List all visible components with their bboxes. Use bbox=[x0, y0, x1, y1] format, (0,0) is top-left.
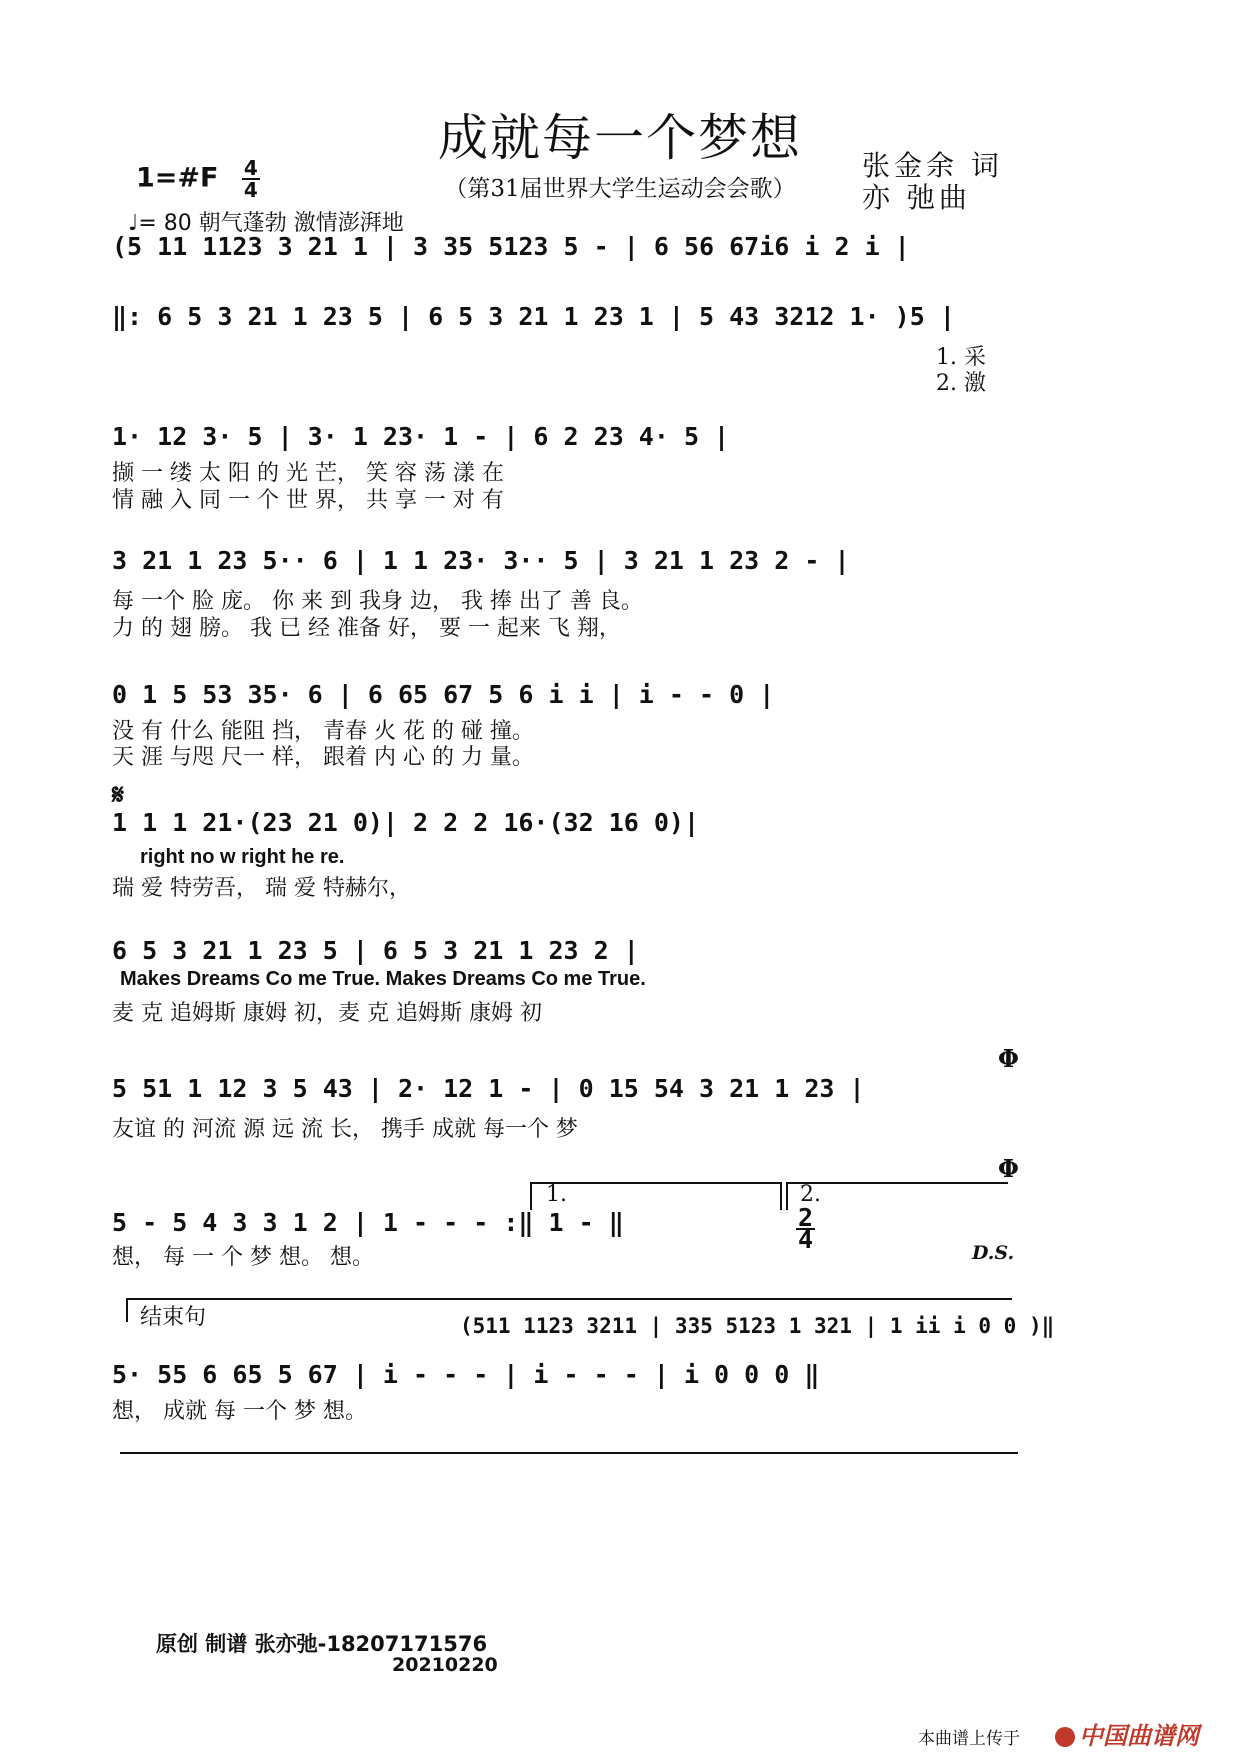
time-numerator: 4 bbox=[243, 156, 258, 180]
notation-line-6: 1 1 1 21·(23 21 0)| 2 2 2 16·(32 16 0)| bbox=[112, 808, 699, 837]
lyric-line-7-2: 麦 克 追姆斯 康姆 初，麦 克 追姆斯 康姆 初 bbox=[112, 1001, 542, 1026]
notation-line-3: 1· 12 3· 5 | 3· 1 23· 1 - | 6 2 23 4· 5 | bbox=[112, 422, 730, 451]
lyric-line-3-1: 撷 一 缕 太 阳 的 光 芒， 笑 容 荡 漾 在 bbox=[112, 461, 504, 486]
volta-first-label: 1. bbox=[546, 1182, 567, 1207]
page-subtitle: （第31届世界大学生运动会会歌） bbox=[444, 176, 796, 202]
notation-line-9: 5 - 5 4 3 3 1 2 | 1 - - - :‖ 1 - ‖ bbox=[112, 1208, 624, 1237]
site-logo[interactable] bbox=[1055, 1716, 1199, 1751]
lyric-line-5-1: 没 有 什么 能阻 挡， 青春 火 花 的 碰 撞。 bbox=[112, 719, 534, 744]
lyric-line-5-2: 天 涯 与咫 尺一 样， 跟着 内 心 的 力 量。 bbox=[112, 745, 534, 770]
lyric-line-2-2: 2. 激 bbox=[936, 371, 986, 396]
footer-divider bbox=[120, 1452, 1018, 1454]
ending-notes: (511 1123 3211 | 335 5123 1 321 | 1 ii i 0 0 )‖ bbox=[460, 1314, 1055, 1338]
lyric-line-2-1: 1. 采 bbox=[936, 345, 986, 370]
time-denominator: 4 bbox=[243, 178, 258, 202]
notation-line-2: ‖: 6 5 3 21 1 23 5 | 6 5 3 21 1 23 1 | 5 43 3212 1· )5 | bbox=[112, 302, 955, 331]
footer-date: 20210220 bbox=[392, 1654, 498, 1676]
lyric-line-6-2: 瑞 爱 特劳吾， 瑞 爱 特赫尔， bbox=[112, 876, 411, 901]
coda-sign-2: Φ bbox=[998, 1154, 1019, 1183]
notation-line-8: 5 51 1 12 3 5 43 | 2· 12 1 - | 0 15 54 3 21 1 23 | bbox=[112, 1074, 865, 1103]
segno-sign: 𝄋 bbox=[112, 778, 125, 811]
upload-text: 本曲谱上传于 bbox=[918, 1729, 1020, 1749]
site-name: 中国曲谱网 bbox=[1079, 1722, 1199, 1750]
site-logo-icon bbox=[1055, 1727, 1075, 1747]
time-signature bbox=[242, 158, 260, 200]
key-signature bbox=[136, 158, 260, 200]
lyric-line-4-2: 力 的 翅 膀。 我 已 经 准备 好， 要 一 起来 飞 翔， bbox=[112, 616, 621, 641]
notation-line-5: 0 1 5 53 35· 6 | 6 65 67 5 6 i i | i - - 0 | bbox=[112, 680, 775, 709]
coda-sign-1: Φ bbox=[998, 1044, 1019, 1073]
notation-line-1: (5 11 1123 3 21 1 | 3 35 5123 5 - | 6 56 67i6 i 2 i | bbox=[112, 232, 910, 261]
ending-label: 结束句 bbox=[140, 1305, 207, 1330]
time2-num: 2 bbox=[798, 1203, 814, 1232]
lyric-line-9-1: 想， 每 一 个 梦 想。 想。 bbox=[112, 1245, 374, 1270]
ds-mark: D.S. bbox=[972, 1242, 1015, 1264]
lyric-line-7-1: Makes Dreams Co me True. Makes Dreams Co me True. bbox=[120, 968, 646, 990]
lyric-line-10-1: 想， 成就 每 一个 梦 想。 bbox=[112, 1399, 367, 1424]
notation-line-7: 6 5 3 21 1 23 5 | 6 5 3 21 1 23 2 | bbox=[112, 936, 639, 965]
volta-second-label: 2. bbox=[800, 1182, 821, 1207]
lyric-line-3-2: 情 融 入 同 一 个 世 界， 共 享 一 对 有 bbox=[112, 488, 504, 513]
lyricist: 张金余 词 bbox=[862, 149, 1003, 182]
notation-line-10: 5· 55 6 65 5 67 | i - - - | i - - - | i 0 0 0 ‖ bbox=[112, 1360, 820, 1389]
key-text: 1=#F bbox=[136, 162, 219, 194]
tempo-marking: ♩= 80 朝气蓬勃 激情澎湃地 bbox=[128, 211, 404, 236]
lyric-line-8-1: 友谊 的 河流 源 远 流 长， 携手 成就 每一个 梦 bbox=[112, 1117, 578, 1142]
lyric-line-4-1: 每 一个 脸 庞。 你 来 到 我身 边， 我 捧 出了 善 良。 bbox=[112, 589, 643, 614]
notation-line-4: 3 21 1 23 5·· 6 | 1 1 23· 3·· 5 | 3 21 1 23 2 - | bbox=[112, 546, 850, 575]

----------------------------------------

## WHAT THE TASK REQUIRES
Retype the lines of the records without alteration, from the line containing "time-numerator: 4 bbox=[243, 156, 258, 180]" up to and including the line containing "coda-sign-2: Φ bbox=[998, 1154, 1019, 1183]".

## SOLUTION FOR THIS EXERCISE
time-numerator: 4 bbox=[243, 156, 258, 180]
notation-line-6: 1 1 1 21·(23 21 0)| 2 2 2 16·(32 16 0)| bbox=[112, 808, 699, 837]
lyric-line-7-2: 麦 克 追姆斯 康姆 初，麦 克 追姆斯 康姆 初 bbox=[112, 1001, 542, 1026]
notation-line-3: 1· 12 3· 5 | 3· 1 23· 1 - | 6 2 23 4· 5 | bbox=[112, 422, 730, 451]
lyric-line-3-1: 撷 一 缕 太 阳 的 光 芒， 笑 容 荡 漾 在 bbox=[112, 461, 504, 486]
volta-first-label: 1. bbox=[546, 1182, 567, 1207]
page-subtitle: （第31届世界大学生运动会会歌） bbox=[444, 176, 796, 202]
notation-line-9: 5 - 5 4 3 3 1 2 | 1 - - - :‖ 1 - ‖ bbox=[112, 1208, 624, 1237]
site-logo[interactable] bbox=[1055, 1716, 1199, 1751]
lyric-line-5-1: 没 有 什么 能阻 挡， 青春 火 花 的 碰 撞。 bbox=[112, 719, 534, 744]
lyric-line-5-2: 天 涯 与咫 尺一 样， 跟着 内 心 的 力 量。 bbox=[112, 745, 534, 770]
lyric-line-2-2: 2. 激 bbox=[936, 371, 986, 396]
footer-divider bbox=[120, 1452, 1018, 1454]
ending-notes: (511 1123 3211 | 335 5123 1 321 | 1 ii i 0 0 )‖ bbox=[460, 1314, 1055, 1338]
lyric-line-2-1: 1. 采 bbox=[936, 345, 986, 370]
time-denominator: 4 bbox=[243, 178, 258, 202]
notation-line-2: ‖: 6 5 3 21 1 23 5 | 6 5 3 21 1 23 1 | 5 43 3212 1· )5 | bbox=[112, 302, 955, 331]
footer-date: 20210220 bbox=[392, 1654, 498, 1676]
lyric-line-6-2: 瑞 爱 特劳吾， 瑞 爱 特赫尔， bbox=[112, 876, 411, 901]
coda-sign-2: Φ bbox=[998, 1154, 1019, 1183]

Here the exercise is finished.